**Stored data**:
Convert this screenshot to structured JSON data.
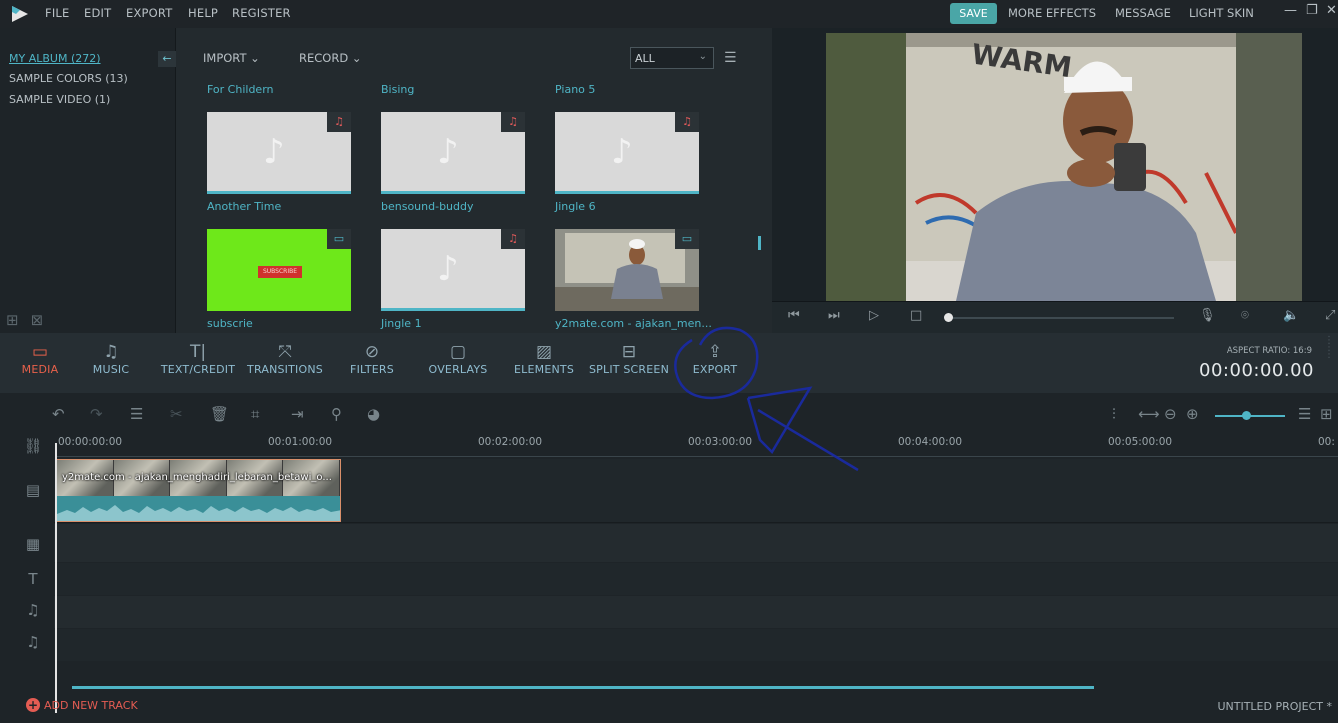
{
  "menubar": {
    "items": [
      "FILE",
      "EDIT",
      "EXPORT",
      "HELP",
      "REGISTER"
    ],
    "save_label": "SAVE",
    "right_items": [
      "MORE EFFECTS",
      "MESSAGE",
      "LIGHT SKIN"
    ]
  },
  "albums": {
    "items": [
      "MY ALBUM (272)",
      "SAMPLE COLORS (13)",
      "SAMPLE VIDEO (1)"
    ]
  },
  "library": {
    "import_label": "IMPORT",
    "record_label": "RECORD",
    "filter_value": "ALL",
    "top_labels": [
      "For Childern",
      "Bising",
      "Piano 5"
    ],
    "items": [
      {
        "label": "Another Time",
        "kind": "audio"
      },
      {
        "label": "bensound-buddy",
        "kind": "audio"
      },
      {
        "label": "Jingle 6",
        "kind": "audio"
      },
      {
        "label": "subscrie",
        "kind": "video",
        "overlay_text": "SUBSCRIBE"
      },
      {
        "label": "Jingle 1",
        "kind": "audio"
      },
      {
        "label": "y2mate.com - ajakan_men...",
        "kind": "video"
      }
    ]
  },
  "toolbar": {
    "tools": [
      "MEDIA",
      "MUSIC",
      "TEXT/CREDIT",
      "TRANSITIONS",
      "FILTERS",
      "OVERLAYS",
      "ELEMENTS",
      "SPLIT SCREEN",
      "EXPORT"
    ],
    "aspect_ratio": "ASPECT RATIO: 16:9",
    "timecode": "00:00:00.00"
  },
  "timeline": {
    "ruler": [
      "00:00:00:00",
      "00:01:00:00",
      "00:02:00:00",
      "00:03:00:00",
      "00:04:00:00",
      "00:05:00:00",
      "00:"
    ],
    "clip_name": "y2mate.com - ajakan_menghadiri_lebaran_betawi_o...",
    "add_track": "ADD NEW TRACK",
    "project_name": "UNTITLED PROJECT *"
  },
  "colors": {
    "accent": "#4fb5c6",
    "active_tool": "#e8614b",
    "annotation": "#1a2a9c"
  }
}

**REQUEST**:
Without the pictures, print the whole listing exactly as given.

**RESPONSE**:
Convert this screenshot to structured JSON data.
{
  "menubar": {
    "items": [
      "FILE",
      "EDIT",
      "EXPORT",
      "HELP",
      "REGISTER"
    ],
    "save_label": "SAVE",
    "right_items": [
      "MORE EFFECTS",
      "MESSAGE",
      "LIGHT SKIN"
    ]
  },
  "albums": {
    "items": [
      "MY ALBUM (272)",
      "SAMPLE COLORS (13)",
      "SAMPLE VIDEO (1)"
    ]
  },
  "library": {
    "import_label": "IMPORT",
    "record_label": "RECORD",
    "filter_value": "ALL",
    "top_labels": [
      "For Childern",
      "Bising",
      "Piano 5"
    ],
    "items": [
      {
        "label": "Another Time",
        "kind": "audio"
      },
      {
        "label": "bensound-buddy",
        "kind": "audio"
      },
      {
        "label": "Jingle 6",
        "kind": "audio"
      },
      {
        "label": "subscrie",
        "kind": "video",
        "overlay_text": "SUBSCRIBE"
      },
      {
        "label": "Jingle 1",
        "kind": "audio"
      },
      {
        "label": "y2mate.com - ajakan_men...",
        "kind": "video"
      }
    ]
  },
  "toolbar": {
    "tools": [
      "MEDIA",
      "MUSIC",
      "TEXT/CREDIT",
      "TRANSITIONS",
      "FILTERS",
      "OVERLAYS",
      "ELEMENTS",
      "SPLIT SCREEN",
      "EXPORT"
    ],
    "aspect_ratio": "ASPECT RATIO: 16:9",
    "timecode": "00:00:00.00"
  },
  "timeline": {
    "ruler": [
      "00:00:00:00",
      "00:01:00:00",
      "00:02:00:00",
      "00:03:00:00",
      "00:04:00:00",
      "00:05:00:00",
      "00:"
    ],
    "clip_name": "y2mate.com - ajakan_menghadiri_lebaran_betawi_o...",
    "add_track": "ADD NEW TRACK",
    "project_name": "UNTITLED PROJECT *"
  },
  "colors": {
    "accent": "#4fb5c6",
    "active_tool": "#e8614b",
    "annotation": "#1a2a9c"
  }
}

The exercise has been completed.